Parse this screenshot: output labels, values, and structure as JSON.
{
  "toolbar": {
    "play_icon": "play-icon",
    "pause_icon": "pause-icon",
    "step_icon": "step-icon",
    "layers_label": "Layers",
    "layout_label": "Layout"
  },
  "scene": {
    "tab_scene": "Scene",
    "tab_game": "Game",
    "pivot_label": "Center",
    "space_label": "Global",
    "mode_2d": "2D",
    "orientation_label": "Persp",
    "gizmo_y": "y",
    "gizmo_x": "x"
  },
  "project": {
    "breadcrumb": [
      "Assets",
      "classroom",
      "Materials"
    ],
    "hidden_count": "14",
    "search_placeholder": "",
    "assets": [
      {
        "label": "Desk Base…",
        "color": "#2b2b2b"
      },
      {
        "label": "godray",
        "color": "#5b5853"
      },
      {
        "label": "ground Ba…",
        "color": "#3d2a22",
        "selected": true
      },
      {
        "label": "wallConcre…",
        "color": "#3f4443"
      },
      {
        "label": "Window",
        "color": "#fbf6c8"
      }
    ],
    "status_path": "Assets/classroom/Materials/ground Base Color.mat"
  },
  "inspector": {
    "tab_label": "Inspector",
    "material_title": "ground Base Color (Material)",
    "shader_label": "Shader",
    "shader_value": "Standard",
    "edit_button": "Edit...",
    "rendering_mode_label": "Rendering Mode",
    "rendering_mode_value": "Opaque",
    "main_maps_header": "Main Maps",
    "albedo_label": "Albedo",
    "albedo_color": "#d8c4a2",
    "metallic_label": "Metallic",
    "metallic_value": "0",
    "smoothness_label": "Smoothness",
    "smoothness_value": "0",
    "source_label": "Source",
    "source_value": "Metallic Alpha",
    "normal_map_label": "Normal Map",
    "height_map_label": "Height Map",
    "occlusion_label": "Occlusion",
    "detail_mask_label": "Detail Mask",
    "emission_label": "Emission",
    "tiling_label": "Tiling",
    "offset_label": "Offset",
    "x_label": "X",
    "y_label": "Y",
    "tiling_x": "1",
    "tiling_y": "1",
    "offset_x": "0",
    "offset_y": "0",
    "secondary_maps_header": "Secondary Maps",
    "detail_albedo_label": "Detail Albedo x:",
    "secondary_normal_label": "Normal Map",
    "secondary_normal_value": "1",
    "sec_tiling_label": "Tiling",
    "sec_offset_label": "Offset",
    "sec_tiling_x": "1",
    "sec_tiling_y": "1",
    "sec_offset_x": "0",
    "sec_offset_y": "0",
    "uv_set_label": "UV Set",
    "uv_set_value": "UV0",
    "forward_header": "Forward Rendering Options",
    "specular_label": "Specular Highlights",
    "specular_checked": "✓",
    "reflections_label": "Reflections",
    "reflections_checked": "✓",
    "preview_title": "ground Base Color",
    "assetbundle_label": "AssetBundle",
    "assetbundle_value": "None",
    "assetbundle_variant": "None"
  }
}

▶ [WHAT TO DO] Gather all lines where the word "Base" appears.

▶ [CORRECT OUTPUT]
        "label": "Desk Base…",
    "status_path": "Assets/classroom/Materials/ground Base Color.mat"
    "material_title": "ground Base Color (Material)",
    "preview_title": "ground Base Color",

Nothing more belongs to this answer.